__Extracted entries__.
>> begin
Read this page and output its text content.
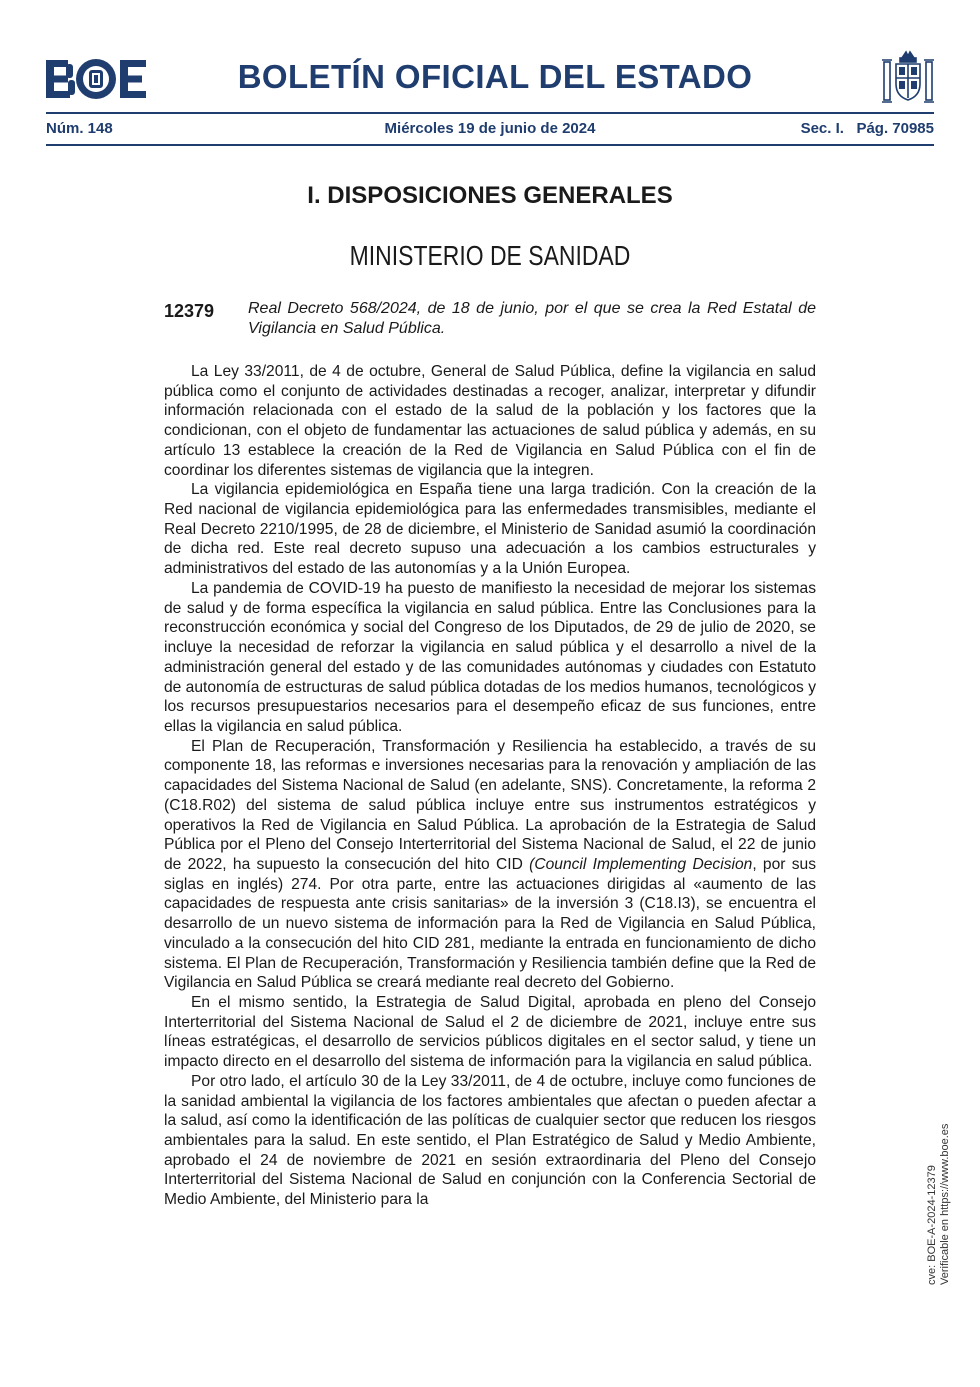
BOLETÍN OFICIAL DEL ESTADO
Núm. 148	Miércoles 19 de junio de 2024	Sec. I.   Pág. 70985
I. DISPOSICIONES GENERALES
MINISTERIO DE SANIDAD
12379 Real Decreto 568/2024, de 18 de junio, por el que se crea la Red Estatal de Vigilancia en Salud Pública.

La Ley 33/2011, de 4 de octubre, General de Salud Pública, define la vigilancia en salud pública como el conjunto de actividades destinadas a recoger, analizar, interpretar y difundir información relacionada con el estado de la salud de la población y los factores que la condicionan, con el objeto de fundamentar las actuaciones de salud pública y además, en su artículo 13 establece la creación de la Red de Vigilancia en Salud Pública con el fin de coordinar los diferentes sistemas de vigilancia que la integren.

La vigilancia epidemiológica en España tiene una larga tradición. Con la creación de la Red nacional de vigilancia epidemiológica para las enfermedades transmisibles, mediante el Real Decreto 2210/1995, de 28 de diciembre, el Ministerio de Sanidad asumió la coordinación de dicha red. Este real decreto supuso una adecuación a los cambios estructurales y administrativos del estado de las autonomías y a la Unión Europea.

La pandemia de COVID-19 ha puesto de manifiesto la necesidad de mejorar los sistemas de salud y de forma específica la vigilancia en salud pública. Entre las Conclusiones para la reconstrucción económica y social del Congreso de los Diputados, de 29 de julio de 2020, se incluye la necesidad de reforzar la vigilancia en salud pública y el desarrollo a nivel de la administración general del estado y de las comunidades autónomas y ciudades con Estatuto de autonomía de estructuras de salud pública dotadas de los medios humanos, tecnológicos y los recursos presupuestarios necesarios para el desempeño eficaz de sus funciones, entre ellas la vigilancia en salud pública.

El Plan de Recuperación, Transformación y Resiliencia ha establecido, a través de su componente 18, las reformas e inversiones necesarias para la renovación y ampliación de las capacidades del Sistema Nacional de Salud (en adelante, SNS). Concretamente, la reforma 2 (C18.R02) del sistema de salud pública incluye entre sus instrumentos estratégicos y operativos la Red de Vigilancia en Salud Pública. La aprobación de la Estrategia de Salud Pública por el Pleno del Consejo Interterritorial del Sistema Nacional de Salud, el 22 de junio de 2022, ha supuesto la consecución del hito CID (Council Implementing Decision, por sus siglas en inglés) 274. Por otra parte, entre las actuaciones dirigidas al «aumento de las capacidades de respuesta ante crisis sanitarias» de la inversión 3 (C18.I3), se encuentra el desarrollo de un nuevo sistema de información para la Red de Vigilancia en Salud Pública, vinculado a la consecución del hito CID 281, mediante la entrada en funcionamiento de dicho sistema. El Plan de Recuperación, Transformación y Resiliencia también define que la Red de Vigilancia en Salud Pública se creará mediante real decreto del Gobierno.

En el mismo sentido, la Estrategia de Salud Digital, aprobada en pleno del Consejo Interterritorial del Sistema Nacional de Salud el 2 de diciembre de 2021, incluye entre sus líneas estratégicas, el desarrollo de servicios públicos digitales en el sector salud, y tiene un impacto directo en el desarrollo del sistema de información para la vigilancia en salud pública.

Por otro lado, el artículo 30 de la Ley 33/2011, de 4 de octubre, incluye como funciones de la sanidad ambiental la vigilancia de los factores ambientales que afectan o pueden afectar a la salud, así como la identificación de las políticas de cualquier sector que reducen los riesgos ambientales para la salud. En este sentido, el Plan Estratégico de Salud y Medio Ambiente, aprobado el 24 de noviembre de 2021 en sesión extraordinaria del Pleno del Consejo Interterritorial del Sistema Nacional de Salud en conjunción con la Conferencia Sectorial de Medio Ambiente, del Ministerio para la	cve: BOE-A-2024-12379 Verificable en https://www.boe.es
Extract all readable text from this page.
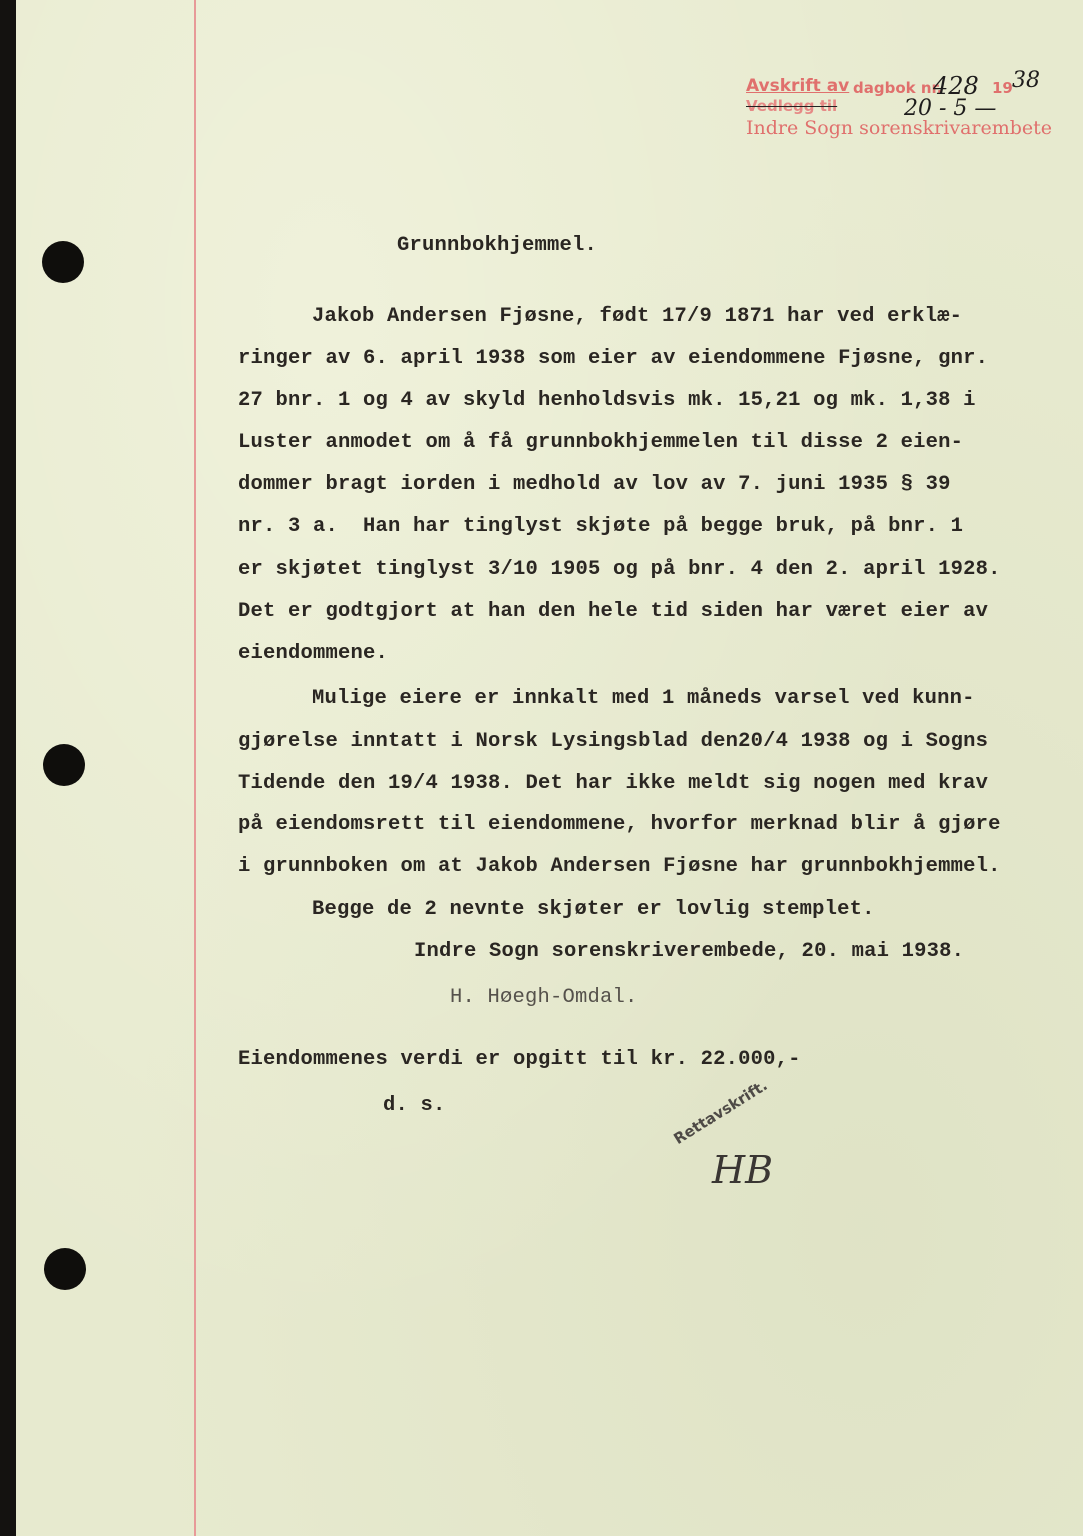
Avskrift av dagbok nr.
428 19 38
Vedlegg til	20 - 5 —
Indre Sogn sorenskrivarembete
Grunnbokhjemmel.
Jakob Andersen Fjøsne, født 17/9 1871 har ved erklæ-
ringer av 6. april 1938 som eier av eiendommene Fjøsne, gnr.
27 bnr. 1 og 4 av skyld henholdsvis mk. 15,21 og mk. 1,38 i
Luster anmodet om å få grunnbokhjemmelen til disse 2 eien-
dommer bragt iorden i medhold av lov av 7. juni 1935 § 39
nr. 3 a.  Han har tinglyst skjøte på begge bruk, på bnr. 1
er skjøtet tinglyst 3/10 1905 og på bnr. 4 den 2. april 1928.
Det er godtgjort at han den hele tid siden har været eier av
eiendommene.
Mulige eiere er innkalt med 1 måneds varsel ved kunn-
gjørelse inntatt i Norsk Lysingsblad den20/4 1938 og i Sogns
Tidende den 19/4 1938. Det har ikke meldt sig nogen med krav
på eiendomsrett til eiendommene, hvorfor merknad blir å gjøre
i grunnboken om at Jakob Andersen Fjøsne har grunnbokhjemmel.
Begge de 2 nevnte skjøter er lovlig stemplet.
Indre Sogn sorenskriverembede, 20. mai 1938.
H. Høegh-Omdal.
Eiendommenes verdi er opgitt til kr. 22.000,-
d. s.	Rettavskrift.
HB
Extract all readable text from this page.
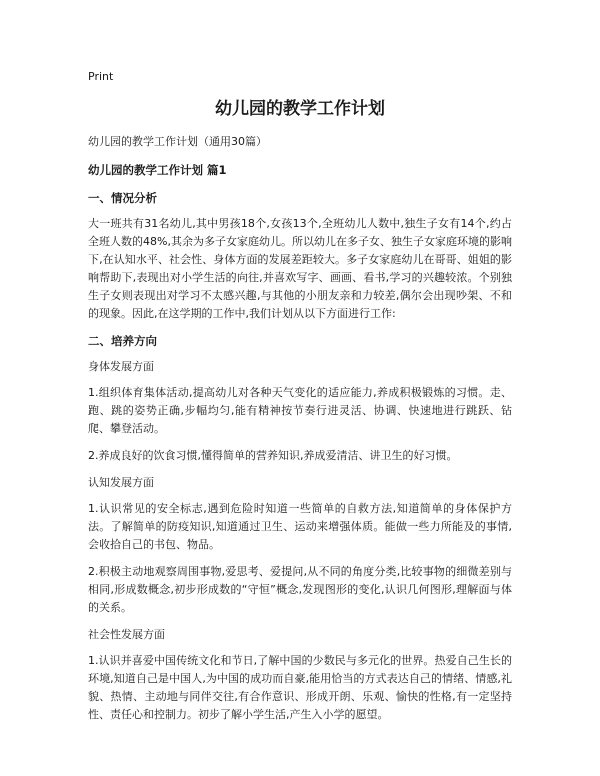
Print
幼儿园的教学工作计划
幼儿园的教学工作计划（通用30篇）
幼儿园的教学工作计划 篇1
一、情况分析

大一班共有31名幼儿,其中男孩18个,女孩13个,全班幼儿人数中,独生子女有14个,约占全班人数的48%,其余为多子女家庭幼儿。所以幼儿在多子女、独生子女家庭环境的影响下,在认知水平、社会性、身体方面的发展差距较大。多子女家庭幼儿在哥哥、姐姐的影响帮助下,表现出对小学生活的向往,并喜欢写字、画画、看书,学习的兴趣较浓。个别独生子女则表现出对学习不太感兴趣,与其他的小朋友亲和力较差,偶尔会出现吵架、不和的现象。因此,在这学期的工作中,我们计划从以下方面进行工作:

二、培养方向
身体发展方面

1.组织体育集体活动,提高幼儿对各种天气变化的适应能力,养成积极锻炼的习惯。走、跑、跳的姿势正确,步幅均匀,能有精神按节奏行进灵活、协调、快速地进行跳跃、钻爬、攀登活动。

2.养成良好的饮食习惯,懂得简单的营养知识,养成爱清洁、讲卫生的好习惯。

认知发展方面

1.认识常见的安全标志,遇到危险时知道一些简单的自救方法,知道简单的身体保护方法。了解简单的防疫知识,知道通过卫生、运动来增强体质。能做一些力所能及的事情,会收拾自己的书包、物品。

2.积极主动地观察周围事物,爱思考、爱提问,从不同的角度分类,比较事物的细微差别与相同,形成数概念,初步形成数的“守恒”概念,发现图形的变化,认识几何图形,理解面与体的关系。

社会性发展方面

1.认识并喜爱中国传统文化和节日,了解中国的少数民与多元化的世界。热爱自己生长的环境,知道自己是中国人,为中国的成功而自豪,能用恰当的方式表达自己的情绪、情感,礼貌、热情、主动地与同伴交往,有合作意识、形成开朗、乐观、愉快的性格,有一定坚持性、责任心和控制力。初步了解小学生活,产生入小学的愿望。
>> end
__What needs to be done__. From the data, collect all lines where the string "april" appears.

__Response__.
ringer av 6. april 1938 som eier av eiendommene Fjøsne, gnr.
er skjøtet tinglyst 3/10 1905 og på bnr. 4 den 2. april 1928.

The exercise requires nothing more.